___ Data provided
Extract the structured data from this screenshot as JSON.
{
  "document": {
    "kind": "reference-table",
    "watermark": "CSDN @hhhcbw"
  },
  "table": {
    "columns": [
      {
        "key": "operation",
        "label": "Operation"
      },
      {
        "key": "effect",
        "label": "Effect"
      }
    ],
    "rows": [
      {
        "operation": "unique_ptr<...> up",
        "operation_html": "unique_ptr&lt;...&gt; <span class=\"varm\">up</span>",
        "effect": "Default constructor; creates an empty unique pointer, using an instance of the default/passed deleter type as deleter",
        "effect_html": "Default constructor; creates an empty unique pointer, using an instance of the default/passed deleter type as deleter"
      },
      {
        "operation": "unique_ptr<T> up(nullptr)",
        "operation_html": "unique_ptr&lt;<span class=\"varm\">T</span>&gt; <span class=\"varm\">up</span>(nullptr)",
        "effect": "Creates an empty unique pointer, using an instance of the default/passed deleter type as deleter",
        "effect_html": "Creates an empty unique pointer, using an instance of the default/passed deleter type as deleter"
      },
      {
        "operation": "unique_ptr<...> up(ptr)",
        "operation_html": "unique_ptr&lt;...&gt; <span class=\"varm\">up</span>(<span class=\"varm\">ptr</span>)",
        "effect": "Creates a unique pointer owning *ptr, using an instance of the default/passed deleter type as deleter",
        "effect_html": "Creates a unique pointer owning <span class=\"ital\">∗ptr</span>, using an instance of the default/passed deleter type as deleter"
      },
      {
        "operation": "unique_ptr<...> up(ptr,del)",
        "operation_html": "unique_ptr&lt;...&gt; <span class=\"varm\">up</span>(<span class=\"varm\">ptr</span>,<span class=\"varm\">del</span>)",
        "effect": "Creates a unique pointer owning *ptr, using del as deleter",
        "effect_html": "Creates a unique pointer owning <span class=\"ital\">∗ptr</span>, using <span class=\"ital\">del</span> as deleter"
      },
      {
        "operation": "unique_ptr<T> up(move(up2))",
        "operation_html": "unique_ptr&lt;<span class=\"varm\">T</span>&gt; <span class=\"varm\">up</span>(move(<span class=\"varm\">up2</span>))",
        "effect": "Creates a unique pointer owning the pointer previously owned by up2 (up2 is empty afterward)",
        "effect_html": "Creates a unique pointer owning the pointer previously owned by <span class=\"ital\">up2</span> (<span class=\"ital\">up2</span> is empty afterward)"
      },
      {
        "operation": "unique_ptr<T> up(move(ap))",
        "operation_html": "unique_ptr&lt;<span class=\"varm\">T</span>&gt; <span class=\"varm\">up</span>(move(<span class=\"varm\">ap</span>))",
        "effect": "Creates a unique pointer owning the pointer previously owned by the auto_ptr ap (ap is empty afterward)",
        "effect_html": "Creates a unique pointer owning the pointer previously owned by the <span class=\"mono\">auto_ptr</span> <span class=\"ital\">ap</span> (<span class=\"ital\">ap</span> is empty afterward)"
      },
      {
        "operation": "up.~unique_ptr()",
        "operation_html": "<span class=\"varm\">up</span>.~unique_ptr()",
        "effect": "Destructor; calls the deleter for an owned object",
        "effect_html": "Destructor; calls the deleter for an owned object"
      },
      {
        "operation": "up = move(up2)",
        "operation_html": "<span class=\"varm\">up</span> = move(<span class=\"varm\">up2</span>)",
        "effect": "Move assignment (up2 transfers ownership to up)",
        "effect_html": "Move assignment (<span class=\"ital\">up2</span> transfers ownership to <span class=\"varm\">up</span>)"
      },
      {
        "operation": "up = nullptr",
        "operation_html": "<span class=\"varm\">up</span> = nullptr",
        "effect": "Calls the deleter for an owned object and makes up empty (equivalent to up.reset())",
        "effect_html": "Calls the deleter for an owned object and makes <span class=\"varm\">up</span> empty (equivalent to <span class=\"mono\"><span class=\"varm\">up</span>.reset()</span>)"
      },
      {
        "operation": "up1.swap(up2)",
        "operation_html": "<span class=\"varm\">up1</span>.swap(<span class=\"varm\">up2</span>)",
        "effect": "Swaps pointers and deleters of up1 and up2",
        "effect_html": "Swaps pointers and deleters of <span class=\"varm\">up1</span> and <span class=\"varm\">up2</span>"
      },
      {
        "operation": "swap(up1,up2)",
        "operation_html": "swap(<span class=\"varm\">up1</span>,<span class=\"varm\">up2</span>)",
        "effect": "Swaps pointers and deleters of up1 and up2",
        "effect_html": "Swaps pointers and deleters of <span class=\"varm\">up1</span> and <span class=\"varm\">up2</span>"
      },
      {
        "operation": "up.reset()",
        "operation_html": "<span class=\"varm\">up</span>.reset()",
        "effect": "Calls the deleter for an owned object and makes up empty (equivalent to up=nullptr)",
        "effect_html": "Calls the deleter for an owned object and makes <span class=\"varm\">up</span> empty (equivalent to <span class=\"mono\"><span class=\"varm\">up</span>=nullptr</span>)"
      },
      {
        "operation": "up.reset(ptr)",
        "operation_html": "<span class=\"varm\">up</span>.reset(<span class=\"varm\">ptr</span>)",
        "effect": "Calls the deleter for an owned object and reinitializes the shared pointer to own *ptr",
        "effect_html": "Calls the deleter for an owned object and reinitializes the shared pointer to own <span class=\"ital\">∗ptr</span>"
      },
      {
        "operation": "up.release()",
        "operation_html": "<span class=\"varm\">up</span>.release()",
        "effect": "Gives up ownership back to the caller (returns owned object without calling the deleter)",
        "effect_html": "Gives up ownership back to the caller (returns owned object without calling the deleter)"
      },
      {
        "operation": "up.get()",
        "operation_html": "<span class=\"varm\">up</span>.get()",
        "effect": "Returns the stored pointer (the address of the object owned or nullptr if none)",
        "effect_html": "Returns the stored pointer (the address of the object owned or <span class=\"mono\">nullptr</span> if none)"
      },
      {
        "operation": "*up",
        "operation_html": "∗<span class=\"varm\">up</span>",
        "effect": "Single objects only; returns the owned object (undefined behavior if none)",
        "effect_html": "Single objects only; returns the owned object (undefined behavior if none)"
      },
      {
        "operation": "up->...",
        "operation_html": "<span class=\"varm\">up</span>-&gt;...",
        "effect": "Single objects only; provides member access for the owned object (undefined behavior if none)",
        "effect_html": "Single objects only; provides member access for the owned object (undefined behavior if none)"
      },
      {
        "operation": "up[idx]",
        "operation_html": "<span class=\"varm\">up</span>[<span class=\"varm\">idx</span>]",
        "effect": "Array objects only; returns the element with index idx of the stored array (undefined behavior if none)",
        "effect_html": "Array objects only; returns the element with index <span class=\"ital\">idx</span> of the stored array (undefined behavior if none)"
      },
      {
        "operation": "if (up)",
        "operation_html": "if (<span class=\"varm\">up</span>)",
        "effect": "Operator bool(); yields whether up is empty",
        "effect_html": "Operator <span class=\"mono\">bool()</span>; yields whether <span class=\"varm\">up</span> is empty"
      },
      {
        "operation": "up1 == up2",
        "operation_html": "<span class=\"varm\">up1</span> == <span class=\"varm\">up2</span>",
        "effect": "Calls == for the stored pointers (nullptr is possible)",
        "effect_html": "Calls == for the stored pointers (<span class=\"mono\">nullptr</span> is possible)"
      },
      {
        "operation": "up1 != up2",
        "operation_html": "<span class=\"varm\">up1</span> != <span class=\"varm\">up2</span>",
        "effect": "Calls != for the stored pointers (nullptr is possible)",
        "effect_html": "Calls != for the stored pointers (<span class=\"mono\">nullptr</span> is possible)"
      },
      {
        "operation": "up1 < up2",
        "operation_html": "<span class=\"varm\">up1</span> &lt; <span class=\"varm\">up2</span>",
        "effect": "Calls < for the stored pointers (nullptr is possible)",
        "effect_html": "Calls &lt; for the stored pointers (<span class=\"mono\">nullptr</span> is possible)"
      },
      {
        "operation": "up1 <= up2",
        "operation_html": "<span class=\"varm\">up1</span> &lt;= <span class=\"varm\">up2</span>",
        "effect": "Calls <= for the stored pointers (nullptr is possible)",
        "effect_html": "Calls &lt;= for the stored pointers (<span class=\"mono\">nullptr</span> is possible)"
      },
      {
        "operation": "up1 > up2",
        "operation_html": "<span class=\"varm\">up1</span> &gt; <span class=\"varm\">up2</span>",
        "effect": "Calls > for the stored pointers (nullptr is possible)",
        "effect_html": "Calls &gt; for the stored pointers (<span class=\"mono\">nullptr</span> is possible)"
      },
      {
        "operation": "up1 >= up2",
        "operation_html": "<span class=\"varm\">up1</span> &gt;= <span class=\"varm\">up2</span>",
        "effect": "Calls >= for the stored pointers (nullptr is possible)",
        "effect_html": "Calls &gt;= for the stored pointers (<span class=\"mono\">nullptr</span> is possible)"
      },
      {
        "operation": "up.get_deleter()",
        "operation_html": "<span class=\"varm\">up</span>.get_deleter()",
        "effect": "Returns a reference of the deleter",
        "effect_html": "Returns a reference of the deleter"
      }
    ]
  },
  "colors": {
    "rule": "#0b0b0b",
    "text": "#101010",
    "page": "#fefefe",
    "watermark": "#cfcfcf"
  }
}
______
Track down every line of the material containing the string "assignment", and copy it.

Response to the exercise:
        "effect": "Move assignment (up2 transfers ownership to up)",
        "effect_html": "Move assignment (<span class=\"ital\">up2</span> transfers ownership to <span class=\"varm\">up</span>)"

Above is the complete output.